— start —

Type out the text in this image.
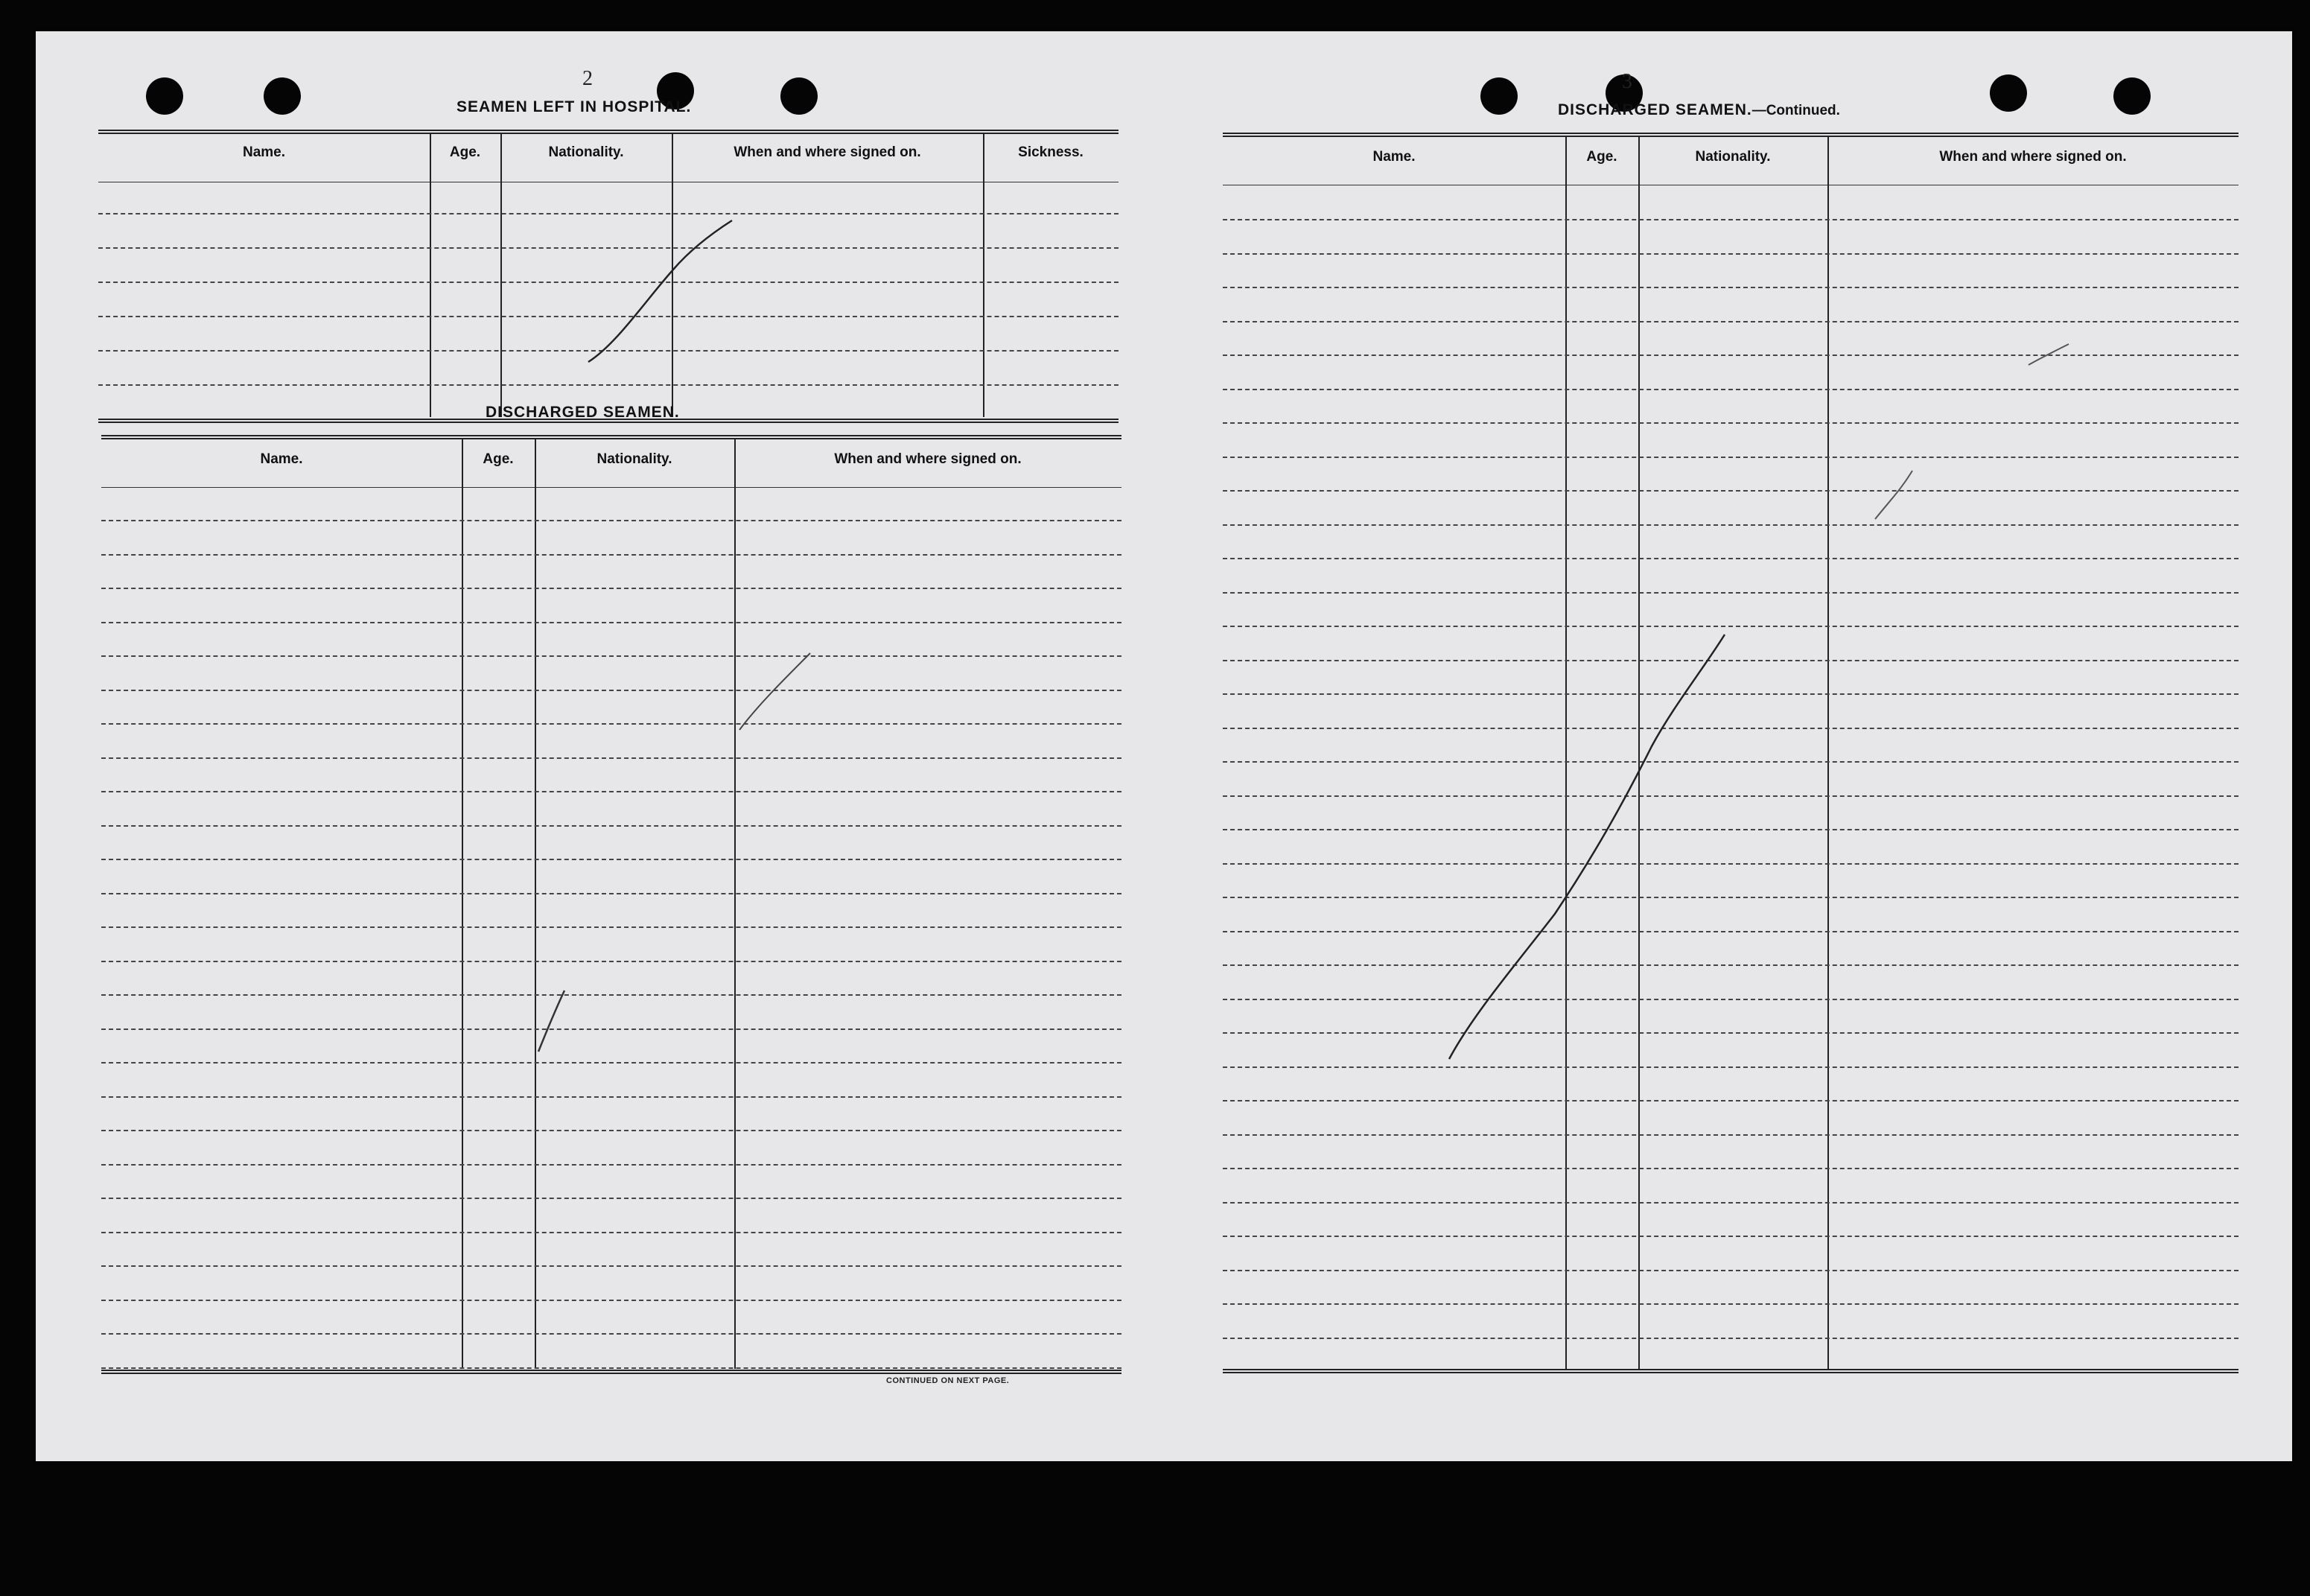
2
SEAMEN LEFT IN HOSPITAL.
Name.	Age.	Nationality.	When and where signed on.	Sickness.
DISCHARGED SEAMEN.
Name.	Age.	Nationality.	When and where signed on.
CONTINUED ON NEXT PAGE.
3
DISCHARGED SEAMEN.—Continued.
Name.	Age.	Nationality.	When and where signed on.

— end —

Stated problem.
Omit the pictures and output all of the other material exactly.

Task result.
Type out the text in this image.
2
SEAMEN LEFT IN HOSPITAL.
Name.	Age.	Nationality.	When and where signed on.	Sickness.
DISCHARGED SEAMEN.
Name.	Age.	Nationality.	When and where signed on.
CONTINUED ON NEXT PAGE.
3
DISCHARGED SEAMEN.—Continued.
Name.	Age.	Nationality.	When and where signed on.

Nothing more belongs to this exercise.